#### [EXTRACT PROVIDED]
[Start of Attachment]

By not paying attention maybe? I never claimed that mutations don’t increase stability. Perhaps that was your untenable assumption.
I know it’s an ongoing area of research. I had an idea that the barrel shaped protein chaperones often pack proteins into bring the residues close enough for them to somehow become quantumly entangled and effectively “quantumly compute” themselves to the lowest energy solution. But some Russian guy beat me to it. There are also great theories about local nucleation points. I also have theories that there are superimposed codes that force chaperones to allow certain points to begin folding on their own. I’m pretty sure there is more than one variable that controls folding though
Well that’s not good because I agree with everything you wrote after that. You could probably see that from my other comments here.
No polyphen does not do this.
You are still neglecting negative selection, and much data. Seems like you are learning just enough to validate your preexisting beleifs, and then stopping.
It’s why humanity and most metazoa probably wouldn’t survive another million years. I think Haldane’s dillema is still a real problem since it doesn’t seem to me that most larger metazoa have enough offspring to eliminate accumulating deleterious proteins let alone fix new more beneficial ones. In fact, it demonstrably plays a role in our current fecundity.
I don’t even think recombination could get around this problem even without the effects of gene conversion which seem to operate many orders of magnitude faster.
So you don’t know what negative selection is and why it is important here. You guess Recombination won’t help. How will you test that hypothesis?

[End of Attachment]

#### [COMPLETE THE FOLLOWING]
1) Do these statements agree with the forum thread? Answer yes or no for each, and quote the words from the thread that decide it.
(a) One commenter had an idea that protein chaperones bring residues close enough to become quantumly entangled.
(b) According to the thread, polyphen does this.
(c) A commenter thinks recombination could get around the problem being discussed.
2) Transcribe the forum thread between "I know it’s" and "other comments here.", inclusive.

(Structured page parsing data)
[Start of Attachment]

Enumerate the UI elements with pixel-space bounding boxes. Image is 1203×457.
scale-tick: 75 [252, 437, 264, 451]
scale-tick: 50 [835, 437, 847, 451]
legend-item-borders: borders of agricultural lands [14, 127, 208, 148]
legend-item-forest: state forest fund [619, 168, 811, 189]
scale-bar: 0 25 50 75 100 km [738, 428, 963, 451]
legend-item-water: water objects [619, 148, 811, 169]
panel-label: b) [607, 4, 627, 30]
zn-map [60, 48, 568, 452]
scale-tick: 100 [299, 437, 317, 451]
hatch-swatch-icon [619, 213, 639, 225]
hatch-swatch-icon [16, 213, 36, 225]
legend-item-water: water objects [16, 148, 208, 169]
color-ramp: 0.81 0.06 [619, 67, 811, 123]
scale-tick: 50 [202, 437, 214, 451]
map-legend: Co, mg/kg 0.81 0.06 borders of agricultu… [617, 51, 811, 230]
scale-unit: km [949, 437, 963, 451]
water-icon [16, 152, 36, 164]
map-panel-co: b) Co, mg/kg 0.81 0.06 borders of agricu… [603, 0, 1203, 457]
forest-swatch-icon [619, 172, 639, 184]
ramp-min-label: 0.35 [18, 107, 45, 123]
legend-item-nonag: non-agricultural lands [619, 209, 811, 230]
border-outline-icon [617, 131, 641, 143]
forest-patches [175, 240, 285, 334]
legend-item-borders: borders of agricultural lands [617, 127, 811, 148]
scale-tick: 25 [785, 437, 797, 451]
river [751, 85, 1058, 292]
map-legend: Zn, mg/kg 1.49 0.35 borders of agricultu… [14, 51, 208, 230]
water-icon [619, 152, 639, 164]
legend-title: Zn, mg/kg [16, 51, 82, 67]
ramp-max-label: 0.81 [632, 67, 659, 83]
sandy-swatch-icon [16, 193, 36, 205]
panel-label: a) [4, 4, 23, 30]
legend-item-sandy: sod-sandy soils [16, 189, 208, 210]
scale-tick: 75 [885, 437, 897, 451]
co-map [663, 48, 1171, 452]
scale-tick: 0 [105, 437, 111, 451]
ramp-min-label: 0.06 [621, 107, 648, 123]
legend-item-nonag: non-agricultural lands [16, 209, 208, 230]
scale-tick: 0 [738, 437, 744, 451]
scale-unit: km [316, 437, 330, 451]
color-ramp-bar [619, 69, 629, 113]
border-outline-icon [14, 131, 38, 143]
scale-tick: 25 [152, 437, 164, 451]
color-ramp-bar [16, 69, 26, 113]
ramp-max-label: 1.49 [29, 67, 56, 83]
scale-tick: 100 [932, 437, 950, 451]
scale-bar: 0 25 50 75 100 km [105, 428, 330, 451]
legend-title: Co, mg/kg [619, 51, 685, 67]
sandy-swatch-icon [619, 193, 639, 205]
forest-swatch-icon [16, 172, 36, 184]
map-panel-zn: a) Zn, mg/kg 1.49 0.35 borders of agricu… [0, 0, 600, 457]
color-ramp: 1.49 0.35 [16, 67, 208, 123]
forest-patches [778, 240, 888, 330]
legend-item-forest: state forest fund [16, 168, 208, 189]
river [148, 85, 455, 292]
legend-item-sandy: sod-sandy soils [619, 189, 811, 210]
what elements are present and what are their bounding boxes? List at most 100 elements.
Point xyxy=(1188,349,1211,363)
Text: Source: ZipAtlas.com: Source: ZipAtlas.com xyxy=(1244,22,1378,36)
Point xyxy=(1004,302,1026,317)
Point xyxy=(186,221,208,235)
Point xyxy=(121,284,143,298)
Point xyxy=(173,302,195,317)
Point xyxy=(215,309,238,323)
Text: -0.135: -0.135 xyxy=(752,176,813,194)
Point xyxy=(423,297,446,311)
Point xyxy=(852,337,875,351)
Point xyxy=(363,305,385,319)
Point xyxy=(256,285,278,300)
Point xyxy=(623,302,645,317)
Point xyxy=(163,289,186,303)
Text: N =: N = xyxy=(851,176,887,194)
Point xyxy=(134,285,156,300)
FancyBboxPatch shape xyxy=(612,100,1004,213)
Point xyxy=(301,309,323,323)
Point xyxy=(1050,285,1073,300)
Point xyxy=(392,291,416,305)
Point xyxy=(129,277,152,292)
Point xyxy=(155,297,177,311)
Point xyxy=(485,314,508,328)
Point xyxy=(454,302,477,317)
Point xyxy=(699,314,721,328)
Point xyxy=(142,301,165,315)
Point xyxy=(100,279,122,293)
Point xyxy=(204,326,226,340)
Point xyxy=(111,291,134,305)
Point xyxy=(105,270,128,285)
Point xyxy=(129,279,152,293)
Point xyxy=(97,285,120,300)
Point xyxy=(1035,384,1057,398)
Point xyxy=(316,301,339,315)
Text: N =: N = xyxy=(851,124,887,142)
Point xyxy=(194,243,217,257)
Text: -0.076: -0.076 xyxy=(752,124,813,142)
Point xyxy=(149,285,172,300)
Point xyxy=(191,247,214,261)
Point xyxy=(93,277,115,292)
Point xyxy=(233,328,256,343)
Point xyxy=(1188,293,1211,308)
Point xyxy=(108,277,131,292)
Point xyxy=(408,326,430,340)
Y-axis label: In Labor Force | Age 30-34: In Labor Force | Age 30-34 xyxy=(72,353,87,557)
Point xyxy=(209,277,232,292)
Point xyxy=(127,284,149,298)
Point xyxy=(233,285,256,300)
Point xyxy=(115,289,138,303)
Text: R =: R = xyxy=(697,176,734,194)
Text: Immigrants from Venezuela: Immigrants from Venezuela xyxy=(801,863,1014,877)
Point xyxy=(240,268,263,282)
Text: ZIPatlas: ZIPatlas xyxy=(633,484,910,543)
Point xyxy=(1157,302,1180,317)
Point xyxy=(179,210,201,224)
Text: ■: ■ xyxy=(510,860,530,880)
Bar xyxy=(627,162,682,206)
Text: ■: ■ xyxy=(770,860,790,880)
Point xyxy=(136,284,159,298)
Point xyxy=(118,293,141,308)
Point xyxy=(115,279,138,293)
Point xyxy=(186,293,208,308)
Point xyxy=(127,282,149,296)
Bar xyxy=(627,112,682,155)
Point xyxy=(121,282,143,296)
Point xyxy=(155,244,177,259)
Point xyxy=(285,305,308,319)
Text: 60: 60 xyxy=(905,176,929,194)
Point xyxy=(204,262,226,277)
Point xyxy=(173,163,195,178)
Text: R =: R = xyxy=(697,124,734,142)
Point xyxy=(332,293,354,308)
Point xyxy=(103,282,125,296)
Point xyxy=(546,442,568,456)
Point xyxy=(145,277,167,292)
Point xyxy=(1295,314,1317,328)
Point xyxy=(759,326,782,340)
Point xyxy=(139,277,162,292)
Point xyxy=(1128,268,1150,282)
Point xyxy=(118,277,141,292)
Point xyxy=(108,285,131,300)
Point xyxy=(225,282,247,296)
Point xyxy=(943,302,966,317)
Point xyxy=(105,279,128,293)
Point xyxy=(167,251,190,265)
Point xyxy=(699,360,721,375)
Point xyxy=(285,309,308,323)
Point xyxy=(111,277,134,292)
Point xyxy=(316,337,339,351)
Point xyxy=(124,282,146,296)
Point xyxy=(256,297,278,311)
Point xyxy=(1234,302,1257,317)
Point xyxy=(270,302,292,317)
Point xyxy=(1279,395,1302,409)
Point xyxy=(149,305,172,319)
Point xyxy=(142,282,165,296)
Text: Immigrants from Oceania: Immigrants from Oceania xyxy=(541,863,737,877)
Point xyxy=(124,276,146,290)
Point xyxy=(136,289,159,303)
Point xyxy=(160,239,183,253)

[End of Attachment]

#### [RESPONSES BY ITEM NUMBER]
1)
(a) Yes: "I had an idea that the barrel shaped protein chaperones often pack proteins into bring the residues close enough for them to somehow become quantumly entangled"
(b) No: "No polyphen does not do this."
(c) No: "I don’t even think recombination could get around this problem"

2)
I know it’s an ongoing area of research. I had an idea that the barrel shaped protein chaperones often pack proteins into bring the residues close enough for them to somehow become quantumly entangled and effectively “quantumly compute” themselves to the lowest energy solution. But some Russian guy beat me to it. There are also great theories about local nucleation points. I also have theories that there are superimposed codes that force chaperones to allow certain points to begin folding on their own. I’m pretty sure there is more than one variable that controls folding though
Well that’s not good because I agree with everything you wrote after that. You could probably see that from my other comments here.